[START Source data]
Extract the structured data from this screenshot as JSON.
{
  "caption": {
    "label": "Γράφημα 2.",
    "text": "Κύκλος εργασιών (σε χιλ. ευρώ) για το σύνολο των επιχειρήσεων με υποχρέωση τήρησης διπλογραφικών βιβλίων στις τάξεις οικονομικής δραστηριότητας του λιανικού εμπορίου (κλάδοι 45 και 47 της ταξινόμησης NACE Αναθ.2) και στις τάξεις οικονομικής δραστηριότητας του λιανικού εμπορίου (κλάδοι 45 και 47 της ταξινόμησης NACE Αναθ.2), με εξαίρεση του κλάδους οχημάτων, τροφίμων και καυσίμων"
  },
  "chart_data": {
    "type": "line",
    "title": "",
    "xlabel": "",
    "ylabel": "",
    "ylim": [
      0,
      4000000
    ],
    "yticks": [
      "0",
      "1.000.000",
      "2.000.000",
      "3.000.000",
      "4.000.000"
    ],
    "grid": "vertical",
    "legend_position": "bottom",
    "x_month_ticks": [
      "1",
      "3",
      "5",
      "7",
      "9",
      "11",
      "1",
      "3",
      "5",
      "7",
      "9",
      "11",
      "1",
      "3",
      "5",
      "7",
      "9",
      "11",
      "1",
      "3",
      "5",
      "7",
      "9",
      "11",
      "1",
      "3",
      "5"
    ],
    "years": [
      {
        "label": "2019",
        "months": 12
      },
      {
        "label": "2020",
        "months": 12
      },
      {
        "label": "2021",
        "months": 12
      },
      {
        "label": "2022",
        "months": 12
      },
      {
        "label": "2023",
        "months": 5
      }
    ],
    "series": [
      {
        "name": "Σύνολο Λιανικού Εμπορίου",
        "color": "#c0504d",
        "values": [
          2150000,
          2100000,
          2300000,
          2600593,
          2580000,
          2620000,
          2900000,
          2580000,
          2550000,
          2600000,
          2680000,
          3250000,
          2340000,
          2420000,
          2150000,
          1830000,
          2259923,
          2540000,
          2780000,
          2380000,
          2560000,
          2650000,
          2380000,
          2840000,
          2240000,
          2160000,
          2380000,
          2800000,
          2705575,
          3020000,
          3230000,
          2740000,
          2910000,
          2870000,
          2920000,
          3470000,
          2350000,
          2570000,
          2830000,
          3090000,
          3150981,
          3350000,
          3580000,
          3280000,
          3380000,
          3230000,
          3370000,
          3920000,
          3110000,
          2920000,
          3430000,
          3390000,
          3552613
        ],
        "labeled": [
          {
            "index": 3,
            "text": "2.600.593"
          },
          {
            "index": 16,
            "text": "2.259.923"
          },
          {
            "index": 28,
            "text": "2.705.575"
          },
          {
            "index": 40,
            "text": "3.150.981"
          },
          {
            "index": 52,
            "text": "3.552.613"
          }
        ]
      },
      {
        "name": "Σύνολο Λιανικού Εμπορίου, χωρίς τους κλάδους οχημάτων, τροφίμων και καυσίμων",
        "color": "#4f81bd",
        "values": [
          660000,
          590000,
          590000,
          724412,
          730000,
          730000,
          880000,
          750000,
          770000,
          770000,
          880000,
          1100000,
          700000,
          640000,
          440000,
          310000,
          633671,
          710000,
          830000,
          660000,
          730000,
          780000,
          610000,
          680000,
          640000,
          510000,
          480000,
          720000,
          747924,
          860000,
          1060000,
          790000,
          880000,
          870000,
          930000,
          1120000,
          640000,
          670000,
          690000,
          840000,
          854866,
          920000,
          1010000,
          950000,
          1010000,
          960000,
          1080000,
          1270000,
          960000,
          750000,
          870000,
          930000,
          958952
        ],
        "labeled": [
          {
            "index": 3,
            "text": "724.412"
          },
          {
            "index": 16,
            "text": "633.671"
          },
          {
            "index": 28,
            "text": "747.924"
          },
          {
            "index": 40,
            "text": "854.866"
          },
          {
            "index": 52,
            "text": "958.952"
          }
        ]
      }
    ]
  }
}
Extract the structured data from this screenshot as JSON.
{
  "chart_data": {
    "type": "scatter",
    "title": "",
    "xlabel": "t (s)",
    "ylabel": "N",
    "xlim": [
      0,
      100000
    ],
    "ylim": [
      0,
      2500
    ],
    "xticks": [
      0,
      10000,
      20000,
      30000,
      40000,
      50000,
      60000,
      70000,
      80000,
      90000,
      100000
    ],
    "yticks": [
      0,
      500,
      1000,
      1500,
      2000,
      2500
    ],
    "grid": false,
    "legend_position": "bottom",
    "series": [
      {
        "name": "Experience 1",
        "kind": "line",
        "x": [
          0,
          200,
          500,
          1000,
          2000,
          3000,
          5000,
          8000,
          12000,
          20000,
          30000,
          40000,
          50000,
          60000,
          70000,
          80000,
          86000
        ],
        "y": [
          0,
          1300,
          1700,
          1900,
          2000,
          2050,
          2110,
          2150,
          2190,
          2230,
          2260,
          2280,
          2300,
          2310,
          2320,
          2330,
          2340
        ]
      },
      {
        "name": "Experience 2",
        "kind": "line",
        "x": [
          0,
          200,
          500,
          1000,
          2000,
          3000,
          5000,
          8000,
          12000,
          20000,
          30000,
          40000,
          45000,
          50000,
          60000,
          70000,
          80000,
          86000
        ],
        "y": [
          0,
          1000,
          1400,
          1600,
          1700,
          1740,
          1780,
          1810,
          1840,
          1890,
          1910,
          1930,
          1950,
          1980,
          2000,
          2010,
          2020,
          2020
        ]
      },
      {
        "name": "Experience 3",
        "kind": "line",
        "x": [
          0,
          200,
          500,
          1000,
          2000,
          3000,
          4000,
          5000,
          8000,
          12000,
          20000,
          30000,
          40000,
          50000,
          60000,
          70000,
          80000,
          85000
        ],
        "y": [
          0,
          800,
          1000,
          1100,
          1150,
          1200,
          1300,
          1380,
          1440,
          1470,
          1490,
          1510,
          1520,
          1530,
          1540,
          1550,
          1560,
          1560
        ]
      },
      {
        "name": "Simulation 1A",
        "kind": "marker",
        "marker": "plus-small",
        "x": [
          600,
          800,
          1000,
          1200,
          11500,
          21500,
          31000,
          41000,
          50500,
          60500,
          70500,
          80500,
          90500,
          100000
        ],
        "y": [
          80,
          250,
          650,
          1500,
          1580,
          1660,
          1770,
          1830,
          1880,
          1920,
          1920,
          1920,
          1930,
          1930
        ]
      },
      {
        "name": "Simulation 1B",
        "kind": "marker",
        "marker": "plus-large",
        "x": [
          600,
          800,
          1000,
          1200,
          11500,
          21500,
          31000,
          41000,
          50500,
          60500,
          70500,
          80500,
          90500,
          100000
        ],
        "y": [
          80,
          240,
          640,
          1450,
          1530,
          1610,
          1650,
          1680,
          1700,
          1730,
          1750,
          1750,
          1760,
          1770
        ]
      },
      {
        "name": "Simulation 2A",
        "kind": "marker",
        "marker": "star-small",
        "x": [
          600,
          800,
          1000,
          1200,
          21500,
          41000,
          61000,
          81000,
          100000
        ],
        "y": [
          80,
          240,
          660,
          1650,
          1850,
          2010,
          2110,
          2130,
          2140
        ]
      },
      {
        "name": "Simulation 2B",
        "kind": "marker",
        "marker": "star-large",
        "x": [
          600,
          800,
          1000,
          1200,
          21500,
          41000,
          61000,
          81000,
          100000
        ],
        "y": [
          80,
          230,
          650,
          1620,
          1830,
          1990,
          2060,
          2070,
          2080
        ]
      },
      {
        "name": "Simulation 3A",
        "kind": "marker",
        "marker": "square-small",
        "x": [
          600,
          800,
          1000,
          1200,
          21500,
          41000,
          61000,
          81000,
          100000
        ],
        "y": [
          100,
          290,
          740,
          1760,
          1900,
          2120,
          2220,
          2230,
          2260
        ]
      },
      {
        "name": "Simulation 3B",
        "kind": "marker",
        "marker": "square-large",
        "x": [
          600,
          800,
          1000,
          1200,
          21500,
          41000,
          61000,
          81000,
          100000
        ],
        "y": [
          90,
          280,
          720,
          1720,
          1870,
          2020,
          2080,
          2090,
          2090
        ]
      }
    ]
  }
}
[END Source data]
* **Exercise aim**
In the lines above, locate the string "Simulation". Copy every line where it occurs.

* **Exercise solution**
        "name": "Simulation 1A",
        "name": "Simulation 1B",
        "name": "Simulation 2A",
        "name": "Simulation 2B",
        "name": "Simulation 3A",
        "name": "Simulation 3B",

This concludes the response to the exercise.